(Dataset excerpts)
^^^^

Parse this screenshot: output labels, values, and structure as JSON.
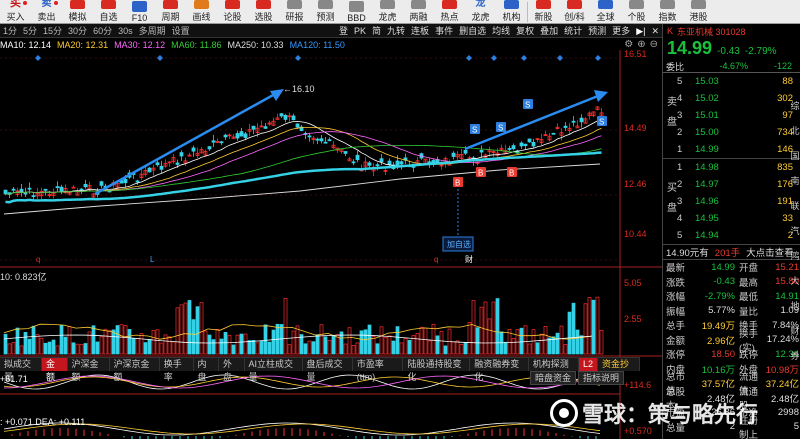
{
  "toolbar": {
    "items": [
      {
        "label": "买入",
        "icon": "buy-icon",
        "style": "txt",
        "glyph": "买"
      },
      {
        "label": "卖出",
        "icon": "sell-icon",
        "style": "txtb",
        "glyph": "卖"
      },
      {
        "label": "模拟",
        "icon": "simulate-icon",
        "style": "red",
        "glyph": ""
      },
      {
        "label": "自选",
        "icon": "watchlist-icon",
        "style": "red",
        "glyph": ""
      },
      {
        "label": "F10",
        "icon": "f10-icon",
        "style": "blue",
        "glyph": ""
      },
      {
        "label": "周期",
        "icon": "period-icon",
        "style": "red",
        "glyph": ""
      },
      {
        "label": "画线",
        "icon": "draw-line-icon",
        "style": "orange",
        "glyph": ""
      },
      {
        "label": "论股",
        "icon": "discuss-icon",
        "style": "red",
        "glyph": ""
      },
      {
        "label": "选股",
        "icon": "stock-pick-icon",
        "style": "red",
        "glyph": ""
      },
      {
        "label": "研报",
        "icon": "research-report-icon",
        "style": "gray",
        "glyph": ""
      },
      {
        "label": "预测",
        "icon": "forecast-icon",
        "style": "gray",
        "glyph": ""
      },
      {
        "label": "BBD",
        "icon": "bbd-icon",
        "style": "gray",
        "glyph": ""
      },
      {
        "label": "龙虎",
        "icon": "dragon-tiger-icon",
        "style": "gray",
        "glyph": ""
      },
      {
        "label": "两融",
        "icon": "margin-icon",
        "style": "gray",
        "glyph": ""
      },
      {
        "label": "热点",
        "icon": "hotspot-icon",
        "style": "red",
        "glyph": ""
      },
      {
        "label": "龙虎",
        "icon": "dragon-icon",
        "style": "txtb",
        "glyph": "龙"
      },
      {
        "label": "机构",
        "icon": "institution-icon",
        "style": "blue",
        "glyph": ""
      },
      {
        "label": "",
        "icon": "sep-icon",
        "style": "none",
        "glyph": ""
      },
      {
        "label": "新股",
        "icon": "new-stock-icon",
        "style": "red",
        "glyph": ""
      },
      {
        "label": "创/科",
        "icon": "star-board-icon",
        "style": "red",
        "glyph": ""
      },
      {
        "label": "全球",
        "icon": "global-icon",
        "style": "blue",
        "glyph": ""
      },
      {
        "label": "个股",
        "icon": "single-stock-icon",
        "style": "gray",
        "glyph": ""
      },
      {
        "label": "指数",
        "icon": "index-icon",
        "style": "gray",
        "glyph": ""
      },
      {
        "label": "港股",
        "icon": "hk-stock-icon",
        "style": "gray",
        "glyph": ""
      }
    ]
  },
  "periods": [
    "1分",
    "5分",
    "15分",
    "30分",
    "60分",
    "30s",
    "多周期",
    "设置"
  ],
  "active_period": "日",
  "tools": [
    "登",
    "PK",
    "简",
    "九转",
    "连板",
    "事件",
    "删自选",
    "均线",
    "复权",
    "叠加",
    "统计",
    "预测",
    "更多"
  ],
  "ma": [
    {
      "label": "MA10: 12.14",
      "color": "#ffffff"
    },
    {
      "label": "MA20: 12.31",
      "color": "#ffcc33"
    },
    {
      "label": "MA30: 12.12",
      "color": "#ff66ff"
    },
    {
      "label": "MA60: 11.86",
      "color": "#33cc33"
    },
    {
      "label": "MA250: 10.33",
      "color": "#dddddd"
    },
    {
      "label": "MA120: 11.50",
      "color": "#3399ff"
    }
  ],
  "price_axis": [
    "16.51",
    "14.49",
    "12.46",
    "10.44"
  ],
  "annotations": {
    "high": "16.10",
    "join": "加自选",
    "s": "S",
    "b": "B",
    "q": "q",
    "l": "L",
    "cai": "财"
  },
  "vol": {
    "label": "10: 0.823亿",
    "axis_top": "5.05",
    "axis_mid": "2.55"
  },
  "tabs": [
    "拟成交量",
    "金额",
    "沪深金额",
    "沪深京金额",
    "换手率",
    "内盘",
    "外盘",
    "AI立柱成交量",
    "盘后成交量",
    "市盈率(ttm)",
    "陆股通持股变化",
    "融资融券变化",
    "机构探测器",
    "资金抄底"
  ],
  "active_tab": "金额",
  "sub_buttons": [
    "暗盘资金",
    "指标说明"
  ],
  "ind1": {
    "label": "+61.71",
    "right": "+114.6"
  },
  "ind2": {
    "label": ": +0.071  DEA: +0.111",
    "right": "+0.570"
  },
  "quote": {
    "name": "东亚机械 301028",
    "price": "14.99",
    "change": "-0.43",
    "pct": "-2.79%",
    "ratio_label": "委比",
    "ratio": "-4.67%",
    "diff": "-122",
    "sell_label": "卖盘",
    "buy_label": "买盘",
    "sells": [
      {
        "lv": "5",
        "p": "15.03",
        "v": "88"
      },
      {
        "lv": "4",
        "p": "15.02",
        "v": "302"
      },
      {
        "lv": "3",
        "p": "15.01",
        "v": "97"
      },
      {
        "lv": "2",
        "p": "15.00",
        "v": "734"
      },
      {
        "lv": "1",
        "p": "14.99",
        "v": "146"
      }
    ],
    "buys": [
      {
        "lv": "1",
        "p": "14.98",
        "v": "835"
      },
      {
        "lv": "2",
        "p": "14.97",
        "v": "176"
      },
      {
        "lv": "3",
        "p": "14.96",
        "v": "191"
      },
      {
        "lv": "4",
        "p": "14.95",
        "v": "33"
      },
      {
        "lv": "5",
        "p": "14.94",
        "v": "2"
      }
    ],
    "trade": {
      "price": "14.90元有",
      "vol": "201手",
      "link": "大点击查看"
    },
    "stats": [
      {
        "k": "最新",
        "v": "14.99",
        "vc": "g",
        "k2": "开盘",
        "v2": "15.21",
        "v2c": "r"
      },
      {
        "k": "涨跌",
        "v": "-0.43",
        "vc": "g",
        "k2": "最高",
        "v2": "15.80",
        "v2c": "r"
      },
      {
        "k": "涨幅",
        "v": "-2.79%",
        "vc": "g",
        "k2": "最低",
        "v2": "14.91",
        "v2c": "g"
      },
      {
        "k": "振幅",
        "v": "5.77%",
        "vc": "w",
        "k2": "量比",
        "v2": "1.09",
        "v2c": "w"
      },
      {
        "k": "总手",
        "v": "19.49万",
        "vc": "y",
        "k2": "换手",
        "v2": "7.84%",
        "v2c": "w"
      },
      {
        "k": "金额",
        "v": "2.96亿",
        "vc": "y",
        "k2": "换手(实)",
        "v2": "17.24%",
        "v2c": "w"
      },
      {
        "k": "涨停",
        "v": "18.50",
        "vc": "r",
        "k2": "跌停",
        "v2": "12.34",
        "v2c": "g"
      },
      {
        "k": "内盘",
        "v": "10.16万",
        "vc": "g",
        "k2": "外盘",
        "v2": "10.98万",
        "v2c": "r"
      },
      {
        "k": "总市值",
        "v": "37.57亿",
        "vc": "y",
        "k2": "流通值",
        "v2": "37.24亿",
        "v2c": "y"
      },
      {
        "k": "总股本",
        "v": "2.48亿",
        "vc": "w",
        "k2": "流通股",
        "v2": "2.48亿",
        "v2c": "w"
      },
      {
        "k": "市盈",
        "v": "26.86",
        "vc": "w",
        "k2": "市净",
        "v2": "2998",
        "v2c": "w"
      },
      {
        "k": "总量",
        "v": "2",
        "vc": "w",
        "k2": "注册制上",
        "v2": "5",
        "v2c": "w"
      }
    ]
  },
  "side_strip": [
    "综",
    "北",
    "国",
    "南",
    "联",
    "汽",
    "鸿",
    "大",
    "地",
    "财",
    "券"
  ],
  "watermark": "雪球：策与略先行"
}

^^^^

Stated task » Transcribe every line from the records above without alteration, and leave out the images.

Output of the task »
Parse this screenshot: output labels, values, and structure as JSON.
{
  "toolbar": {
    "items": [
      {
        "label": "买入",
        "icon": "buy-icon",
        "style": "txt",
        "glyph": "买"
      },
      {
        "label": "卖出",
        "icon": "sell-icon",
        "style": "txtb",
        "glyph": "卖"
      },
      {
        "label": "模拟",
        "icon": "simulate-icon",
        "style": "red",
        "glyph": ""
      },
      {
        "label": "自选",
        "icon": "watchlist-icon",
        "style": "red",
        "glyph": ""
      },
      {
        "label": "F10",
        "icon": "f10-icon",
        "style": "blue",
        "glyph": ""
      },
      {
        "label": "周期",
        "icon": "period-icon",
        "style": "red",
        "glyph": ""
      },
      {
        "label": "画线",
        "icon": "draw-line-icon",
        "style": "orange",
        "glyph": ""
      },
      {
        "label": "论股",
        "icon": "discuss-icon",
        "style": "red",
        "glyph": ""
      },
      {
        "label": "选股",
        "icon": "stock-pick-icon",
        "style": "red",
        "glyph": ""
      },
      {
        "label": "研报",
        "icon": "research-report-icon",
        "style": "gray",
        "glyph": ""
      },
      {
        "label": "预测",
        "icon": "forecast-icon",
        "style": "gray",
        "glyph": ""
      },
      {
        "label": "BBD",
        "icon": "bbd-icon",
        "style": "gray",
        "glyph": ""
      },
      {
        "label": "龙虎",
        "icon": "dragon-tiger-icon",
        "style": "gray",
        "glyph": ""
      },
      {
        "label": "两融",
        "icon": "margin-icon",
        "style": "gray",
        "glyph": ""
      },
      {
        "label": "热点",
        "icon": "hotspot-icon",
        "style": "red",
        "glyph": ""
      },
      {
        "label": "龙虎",
        "icon": "dragon-icon",
        "style": "txtb",
        "glyph": "龙"
      },
      {
        "label": "机构",
        "icon": "institution-icon",
        "style": "blue",
        "glyph": ""
      },
      {
        "label": "",
        "icon": "sep-icon",
        "style": "none",
        "glyph": ""
      },
      {
        "label": "新股",
        "icon": "new-stock-icon",
        "style": "red",
        "glyph": ""
      },
      {
        "label": "创/科",
        "icon": "star-board-icon",
        "style": "red",
        "glyph": ""
      },
      {
        "label": "全球",
        "icon": "global-icon",
        "style": "blue",
        "glyph": ""
      },
      {
        "label": "个股",
        "icon": "single-stock-icon",
        "style": "gray",
        "glyph": ""
      },
      {
        "label": "指数",
        "icon": "index-icon",
        "style": "gray",
        "glyph": ""
      },
      {
        "label": "港股",
        "icon": "hk-stock-icon",
        "style": "gray",
        "glyph": ""
      }
    ]
  },
  "periods": [
    "1分",
    "5分",
    "15分",
    "30分",
    "60分",
    "30s",
    "多周期",
    "设置"
  ],
  "active_period": "日",
  "tools": [
    "登",
    "PK",
    "简",
    "九转",
    "连板",
    "事件",
    "删自选",
    "均线",
    "复权",
    "叠加",
    "统计",
    "预测",
    "更多"
  ],
  "ma": [
    {
      "label": "MA10: 12.14",
      "color": "#ffffff"
    },
    {
      "label": "MA20: 12.31",
      "color": "#ffcc33"
    },
    {
      "label": "MA30: 12.12",
      "color": "#ff66ff"
    },
    {
      "label": "MA60: 11.86",
      "color": "#33cc33"
    },
    {
      "label": "MA250: 10.33",
      "color": "#dddddd"
    },
    {
      "label": "MA120: 11.50",
      "color": "#3399ff"
    }
  ],
  "price_axis": [
    "16.51",
    "14.49",
    "12.46",
    "10.44"
  ],
  "annotations": {
    "high": "16.10",
    "join": "加自选",
    "s": "S",
    "b": "B",
    "q": "q",
    "l": "L",
    "cai": "财"
  },
  "vol": {
    "label": "10: 0.823亿",
    "axis_top": "5.05",
    "axis_mid": "2.55"
  },
  "tabs": [
    "拟成交量",
    "金额",
    "沪深金额",
    "沪深京金额",
    "换手率",
    "内盘",
    "外盘",
    "AI立柱成交量",
    "盘后成交量",
    "市盈率(ttm)",
    "陆股通持股变化",
    "融资融券变化",
    "机构探测器",
    "资金抄底"
  ],
  "active_tab": "金额",
  "sub_buttons": [
    "暗盘资金",
    "指标说明"
  ],
  "ind1": {
    "label": "+61.71",
    "right": "+114.6"
  },
  "ind2": {
    "label": ": +0.071  DEA: +0.111",
    "right": "+0.570"
  },
  "quote": {
    "name": "东亚机械 301028",
    "price": "14.99",
    "change": "-0.43",
    "pct": "-2.79%",
    "ratio_label": "委比",
    "ratio": "-4.67%",
    "diff": "-122",
    "sell_label": "卖盘",
    "buy_label": "买盘",
    "sells": [
      {
        "lv": "5",
        "p": "15.03",
        "v": "88"
      },
      {
        "lv": "4",
        "p": "15.02",
        "v": "302"
      },
      {
        "lv": "3",
        "p": "15.01",
        "v": "97"
      },
      {
        "lv": "2",
        "p": "15.00",
        "v": "734"
      },
      {
        "lv": "1",
        "p": "14.99",
        "v": "146"
      }
    ],
    "buys": [
      {
        "lv": "1",
        "p": "14.98",
        "v": "835"
      },
      {
        "lv": "2",
        "p": "14.97",
        "v": "176"
      },
      {
        "lv": "3",
        "p": "14.96",
        "v": "191"
      },
      {
        "lv": "4",
        "p": "14.95",
        "v": "33"
      },
      {
        "lv": "5",
        "p": "14.94",
        "v": "2"
      }
    ],
    "trade": {
      "price": "14.90元有",
      "vol": "201手",
      "link": "大点击查看"
    },
    "stats": [
      {
        "k": "最新",
        "v": "14.99",
        "vc": "g",
        "k2": "开盘",
        "v2": "15.21",
        "v2c": "r"
      },
      {
        "k": "涨跌",
        "v": "-0.43",
        "vc": "g",
        "k2": "最高",
        "v2": "15.80",
        "v2c": "r"
      },
      {
        "k": "涨幅",
        "v": "-2.79%",
        "vc": "g",
        "k2": "最低",
        "v2": "14.91",
        "v2c": "g"
      },
      {
        "k": "振幅",
        "v": "5.77%",
        "vc": "w",
        "k2": "量比",
        "v2": "1.09",
        "v2c": "w"
      },
      {
        "k": "总手",
        "v": "19.49万",
        "vc": "y",
        "k2": "换手",
        "v2": "7.84%",
        "v2c": "w"
      },
      {
        "k": "金额",
        "v": "2.96亿",
        "vc": "y",
        "k2": "换手(实)",
        "v2": "17.24%",
        "v2c": "w"
      },
      {
        "k": "涨停",
        "v": "18.50",
        "vc": "r",
        "k2": "跌停",
        "v2": "12.34",
        "v2c": "g"
      },
      {
        "k": "内盘",
        "v": "10.16万",
        "vc": "g",
        "k2": "外盘",
        "v2": "10.98万",
        "v2c": "r"
      },
      {
        "k": "总市值",
        "v": "37.57亿",
        "vc": "y",
        "k2": "流通值",
        "v2": "37.24亿",
        "v2c": "y"
      },
      {
        "k": "总股本",
        "v": "2.48亿",
        "vc": "w",
        "k2": "流通股",
        "v2": "2.48亿",
        "v2c": "w"
      },
      {
        "k": "市盈",
        "v": "26.86",
        "vc": "w",
        "k2": "市净",
        "v2": "2998",
        "v2c": "w"
      },
      {
        "k": "总量",
        "v": "2",
        "vc": "w",
        "k2": "注册制上",
        "v2": "5",
        "v2c": "w"
      }
    ]
  },
  "side_strip": [
    "综",
    "北",
    "国",
    "南",
    "联",
    "汽",
    "鸿",
    "大",
    "地",
    "财",
    "券"
  ],
  "watermark": "雪球：策与略先行"
}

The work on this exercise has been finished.